**Records for processing**
===

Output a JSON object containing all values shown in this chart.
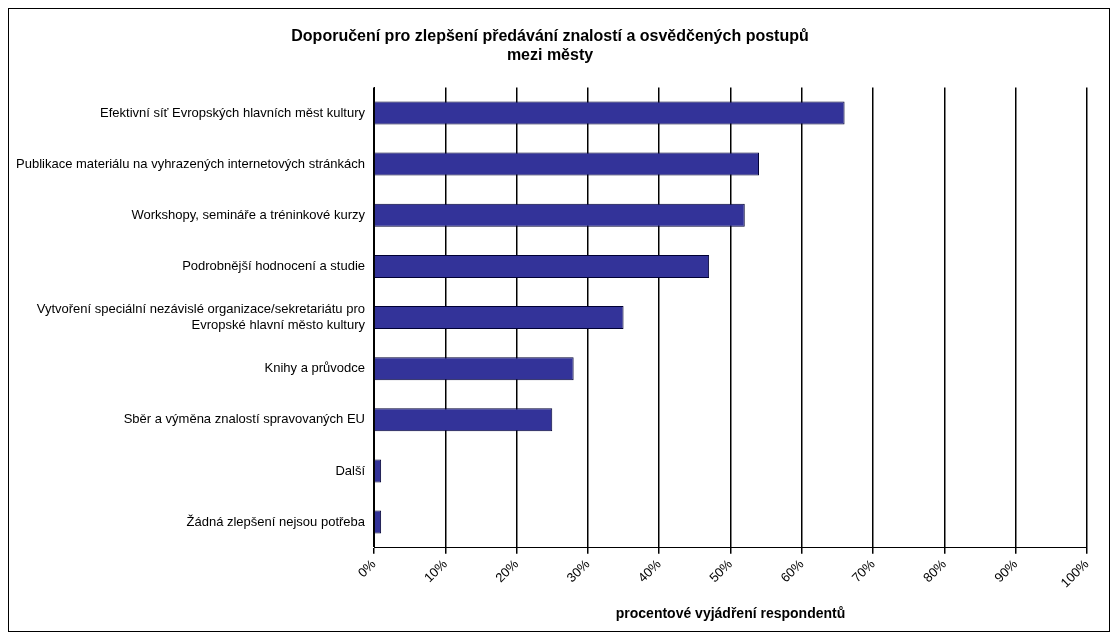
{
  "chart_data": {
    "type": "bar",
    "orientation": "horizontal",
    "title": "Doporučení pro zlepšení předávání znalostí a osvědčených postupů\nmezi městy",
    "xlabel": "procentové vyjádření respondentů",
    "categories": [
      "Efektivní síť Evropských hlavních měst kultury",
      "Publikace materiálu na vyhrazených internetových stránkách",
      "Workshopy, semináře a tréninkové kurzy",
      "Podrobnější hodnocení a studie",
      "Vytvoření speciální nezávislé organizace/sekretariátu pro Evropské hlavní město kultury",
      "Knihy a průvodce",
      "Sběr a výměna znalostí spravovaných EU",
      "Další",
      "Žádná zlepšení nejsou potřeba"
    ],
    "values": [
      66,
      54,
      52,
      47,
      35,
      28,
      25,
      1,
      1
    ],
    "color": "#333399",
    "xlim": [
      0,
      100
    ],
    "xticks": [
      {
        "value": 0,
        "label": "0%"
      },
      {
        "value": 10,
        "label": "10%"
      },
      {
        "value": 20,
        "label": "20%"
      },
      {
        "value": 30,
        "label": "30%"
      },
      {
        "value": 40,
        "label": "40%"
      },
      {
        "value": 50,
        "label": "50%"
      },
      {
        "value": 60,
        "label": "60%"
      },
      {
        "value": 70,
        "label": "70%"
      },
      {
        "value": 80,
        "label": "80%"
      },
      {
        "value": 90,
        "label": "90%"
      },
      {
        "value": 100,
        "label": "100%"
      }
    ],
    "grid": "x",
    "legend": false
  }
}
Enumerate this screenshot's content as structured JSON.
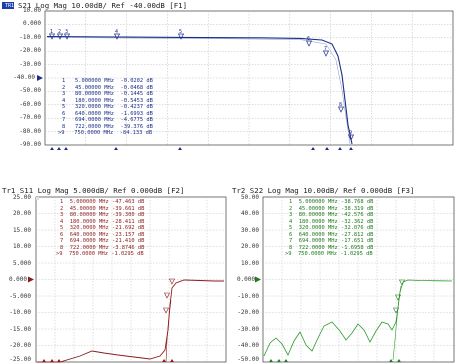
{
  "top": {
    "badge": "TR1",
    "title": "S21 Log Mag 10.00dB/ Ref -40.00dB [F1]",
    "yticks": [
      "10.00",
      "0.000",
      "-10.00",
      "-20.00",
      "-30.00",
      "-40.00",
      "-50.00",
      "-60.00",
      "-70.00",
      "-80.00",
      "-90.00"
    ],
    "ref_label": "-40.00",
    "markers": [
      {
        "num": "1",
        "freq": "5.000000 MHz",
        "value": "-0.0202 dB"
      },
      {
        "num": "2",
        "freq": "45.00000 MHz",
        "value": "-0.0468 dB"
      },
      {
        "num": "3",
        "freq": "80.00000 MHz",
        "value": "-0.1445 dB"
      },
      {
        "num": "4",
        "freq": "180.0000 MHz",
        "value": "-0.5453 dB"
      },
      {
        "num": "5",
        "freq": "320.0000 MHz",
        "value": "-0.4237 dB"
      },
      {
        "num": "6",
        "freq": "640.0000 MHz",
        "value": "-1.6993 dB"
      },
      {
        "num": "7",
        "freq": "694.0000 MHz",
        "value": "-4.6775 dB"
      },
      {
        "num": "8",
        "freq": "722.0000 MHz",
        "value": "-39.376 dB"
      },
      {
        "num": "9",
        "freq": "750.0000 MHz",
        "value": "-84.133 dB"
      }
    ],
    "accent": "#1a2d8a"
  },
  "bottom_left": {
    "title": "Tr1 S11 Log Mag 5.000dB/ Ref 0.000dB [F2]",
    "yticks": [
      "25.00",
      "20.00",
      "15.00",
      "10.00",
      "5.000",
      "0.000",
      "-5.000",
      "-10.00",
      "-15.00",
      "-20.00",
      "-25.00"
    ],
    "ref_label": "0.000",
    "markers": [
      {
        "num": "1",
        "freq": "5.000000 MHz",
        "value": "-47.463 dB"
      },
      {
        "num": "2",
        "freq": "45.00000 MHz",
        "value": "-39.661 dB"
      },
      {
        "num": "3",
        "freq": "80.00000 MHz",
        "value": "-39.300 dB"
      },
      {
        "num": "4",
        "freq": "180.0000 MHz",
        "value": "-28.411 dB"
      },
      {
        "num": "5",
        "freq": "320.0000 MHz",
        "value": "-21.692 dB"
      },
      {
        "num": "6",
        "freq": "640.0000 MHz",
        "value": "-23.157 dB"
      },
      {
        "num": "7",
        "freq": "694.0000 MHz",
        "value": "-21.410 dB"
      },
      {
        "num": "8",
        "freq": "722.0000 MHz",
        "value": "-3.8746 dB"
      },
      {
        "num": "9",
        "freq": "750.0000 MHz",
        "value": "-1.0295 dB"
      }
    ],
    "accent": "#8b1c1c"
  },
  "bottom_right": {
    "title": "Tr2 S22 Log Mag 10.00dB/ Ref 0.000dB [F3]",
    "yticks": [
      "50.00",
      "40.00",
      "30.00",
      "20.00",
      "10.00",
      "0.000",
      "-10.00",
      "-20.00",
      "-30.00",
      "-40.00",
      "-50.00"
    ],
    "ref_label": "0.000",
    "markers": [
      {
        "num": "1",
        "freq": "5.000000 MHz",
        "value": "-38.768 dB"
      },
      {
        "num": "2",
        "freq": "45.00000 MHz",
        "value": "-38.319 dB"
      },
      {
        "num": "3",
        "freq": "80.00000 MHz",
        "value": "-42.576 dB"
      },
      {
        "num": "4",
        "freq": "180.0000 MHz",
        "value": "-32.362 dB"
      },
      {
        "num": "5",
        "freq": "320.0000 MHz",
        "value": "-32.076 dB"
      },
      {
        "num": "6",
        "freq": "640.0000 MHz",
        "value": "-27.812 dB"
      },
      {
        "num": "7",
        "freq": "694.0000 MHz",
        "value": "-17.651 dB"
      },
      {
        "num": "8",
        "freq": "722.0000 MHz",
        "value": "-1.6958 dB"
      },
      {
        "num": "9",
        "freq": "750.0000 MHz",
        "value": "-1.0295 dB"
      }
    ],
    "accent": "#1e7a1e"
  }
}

===

**Problem details**
Report back each line of the entries that holds the string "accent".

**Written solution**
    "accent": "#1a2d8a"
    "accent": "#8b1c1c"
    "accent": "#1e7a1e"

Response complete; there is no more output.